TASK TO CARRY OUT:
Reproduce the data exactly and drop any pictures it holds.

Saved entries:
[start]

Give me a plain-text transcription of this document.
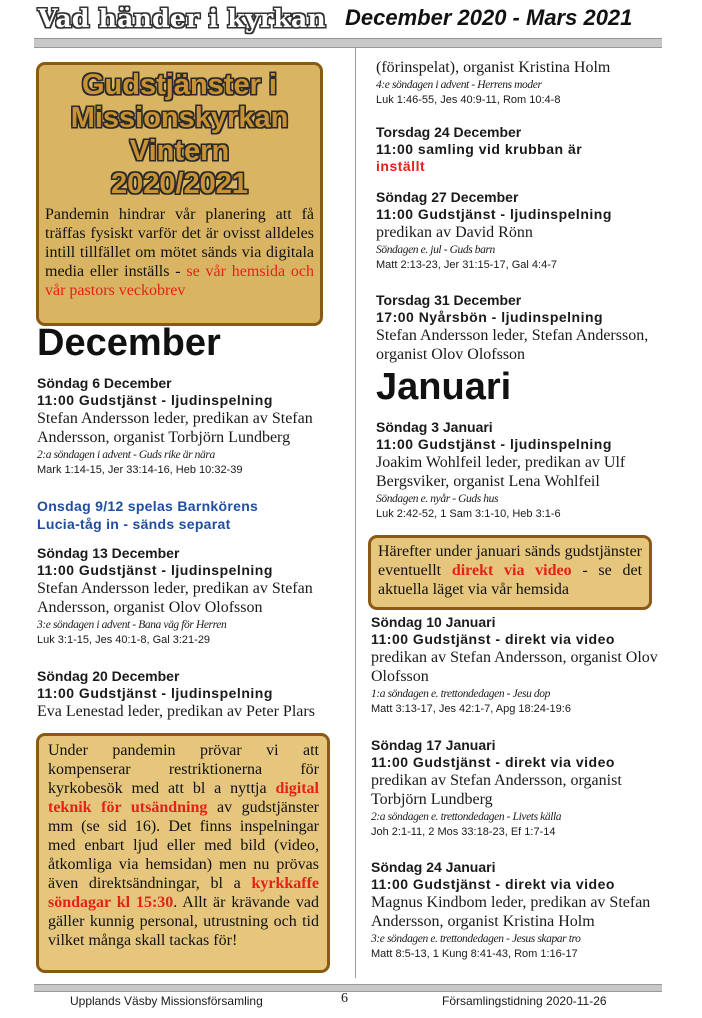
Vad händer i kyrkan December 2020 - Mars 2021
Gudstjänster i
Missionskyrkan
Vintern
2020/2021
Pandemin hindrar vår planering att få träffas fysiskt varför det är ovisst alldeles intill tillfället om mötet sänds via digitala media eller inställs - se vår hemsida och vår pastors veckobrev
December
Söndag 6 December
11:00 Gudstjänst - ljudinspelning
Stefan Andersson leder, predikan av Stefan Andersson, organist Torbjörn Lundberg
2:a söndagen i advent - Guds rike är nära
Mark 1:14-15, Jer 33:14-16, Heb 10:32-39
Onsdag 9/12 spelas Barnkörens
Lucia-tåg in - sänds separat
Söndag 13 December
11:00 Gudstjänst - ljudinspelning
Stefan Andersson leder, predikan av Stefan Andersson, organist Olov Olofsson
3:e söndagen i advent - Bana väg för Herren
Luk 3:1-15, Jes 40:1-8, Gal 3:21-29
Söndag 20 December
11:00 Gudstjänst - ljudinspelning
Eva Lenestad leder, predikan av Peter Plars
Under pandemin prövar vi att kompenserar restriktionerna för kyrkobesök med att bl a nyttja digital teknik för utsändning av gudstjänster mm (se sid 16). Det finns inspelningar med enbart ljud eller med bild (video, åtkomliga via hemsidan) men nu prövas även direktsändningar, bl a kyrkkaffe söndagar kl 15:30. Allt är krävande vad gäller kunnig personal, utrustning och tid vilket många skall tackas för!
(förinspelat), organist Kristina Holm
4:e söndagen i advent - Herrens moder
Luk 1:46-55, Jes 40:9-11, Rom 10:4-8
Torsdag 24 December
11:00 samling vid krubban är
inställt
Söndag 27 December
11:00 Gudstjänst - ljudinspelning
predikan av David Rönn
Söndagen e. jul - Guds barn
Matt 2:13-23, Jer 31:15-17, Gal 4:4-7
Torsdag 31 December
17:00 Nyårsbön - ljudinspelning
Stefan Andersson leder, Stefan Andersson, organist Olov Olofsson
Januari
Söndag 3 Januari
11:00 Gudstjänst - ljudinspelning
Joakim Wohlfeil leder, predikan av Ulf Bergsviker, organist Lena Wohlfeil
Söndagen e. nyår - Guds hus
Luk 2:42-52, 1 Sam 3:1-10, Heb 3:1-6
Härefter under januari sänds gudstjänster eventuellt direkt via video - se det aktuella läget via vår hemsida
Söndag 10 Januari
11:00 Gudstjänst - direkt via video
predikan av Stefan Andersson, organist Olov Olofsson
1:a söndagen e. trettondedagen - Jesu dop
Matt 3:13-17, Jes 42:1-7, Apg 18:24-19:6
Söndag 17 Januari
11:00 Gudstjänst - direkt via video
predikan av Stefan Andersson, organist Torbjörn Lundberg
2:a söndagen e. trettondedagen - Livets källa
Joh 2:1-11, 2 Mos 33:18-23, Ef 1:7-14
Söndag 24 Januari
11:00 Gudstjänst - direkt via video
Magnus Kindbom leder, predikan av Stefan Andersson, organist Kristina Holm
3:e söndagen e. trettondedagen - Jesus skapar tro
Matt 8:5-13, 1 Kung 8:41-43, Rom 1:16-17
Upplands Väsby Missionsförsamling	6	Församlingstidning 2020-11-26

[end]

FULL ANSWER:
Give me a plain-text transcription of this document.
Vad händer i kyrkan December 2020 - Mars 2021
Gudstjänster i
Missionskyrkan
Vintern
2020/2021
Pandemin hindrar vår planering att få träffas fysiskt varför det är ovisst alldeles intill tillfället om mötet sänds via digitala media eller inställs - se vår hemsida och vår pastors veckobrev
December
Söndag 6 December
11:00 Gudstjänst - ljudinspelning
Stefan Andersson leder, predikan av Stefan Andersson, organist Torbjörn Lundberg
2:a söndagen i advent - Guds rike är nära
Mark 1:14-15, Jer 33:14-16, Heb 10:32-39
Onsdag 9/12 spelas Barnkörens
Lucia-tåg in - sänds separat
Söndag 13 December
11:00 Gudstjänst - ljudinspelning
Stefan Andersson leder, predikan av Stefan Andersson, organist Olov Olofsson
3:e söndagen i advent - Bana väg för Herren
Luk 3:1-15, Jes 40:1-8, Gal 3:21-29
Söndag 20 December
11:00 Gudstjänst - ljudinspelning
Eva Lenestad leder, predikan av Peter Plars
Under pandemin prövar vi att kompenserar restriktionerna för kyrkobesök med att bl a nyttja digital teknik för utsändning av gudstjänster mm (se sid 16). Det finns inspelningar med enbart ljud eller med bild (video, åtkomliga via hemsidan) men nu prövas även direktsändningar, bl a kyrkkaffe söndagar kl 15:30. Allt är krävande vad gäller kunnig personal, utrustning och tid vilket många skall tackas för!
(förinspelat), organist Kristina Holm
4:e söndagen i advent - Herrens moder
Luk 1:46-55, Jes 40:9-11, Rom 10:4-8
Torsdag 24 December
11:00 samling vid krubban är
inställt
Söndag 27 December
11:00 Gudstjänst - ljudinspelning
predikan av David Rönn
Söndagen e. jul - Guds barn
Matt 2:13-23, Jer 31:15-17, Gal 4:4-7
Torsdag 31 December
17:00 Nyårsbön - ljudinspelning
Stefan Andersson leder, Stefan Andersson, organist Olov Olofsson
Januari
Söndag 3 Januari
11:00 Gudstjänst - ljudinspelning
Joakim Wohlfeil leder, predikan av Ulf Bergsviker, organist Lena Wohlfeil
Söndagen e. nyår - Guds hus
Luk 2:42-52, 1 Sam 3:1-10, Heb 3:1-6
Härefter under januari sänds gudstjänster eventuellt direkt via video - se det aktuella läget via vår hemsida
Söndag 10 Januari
11:00 Gudstjänst - direkt via video
predikan av Stefan Andersson, organist Olov Olofsson
1:a söndagen e. trettondedagen - Jesu dop
Matt 3:13-17, Jes 42:1-7, Apg 18:24-19:6
Söndag 17 Januari
11:00 Gudstjänst - direkt via video
predikan av Stefan Andersson, organist Torbjörn Lundberg
2:a söndagen e. trettondedagen - Livets källa
Joh 2:1-11, 2 Mos 33:18-23, Ef 1:7-14
Söndag 24 Januari
11:00 Gudstjänst - direkt via video
Magnus Kindbom leder, predikan av Stefan Andersson, organist Kristina Holm
3:e söndagen e. trettondedagen - Jesus skapar tro
Matt 8:5-13, 1 Kung 8:41-43, Rom 1:16-17
Upplands Väsby Missionsförsamling	6	Församlingstidning 2020-11-26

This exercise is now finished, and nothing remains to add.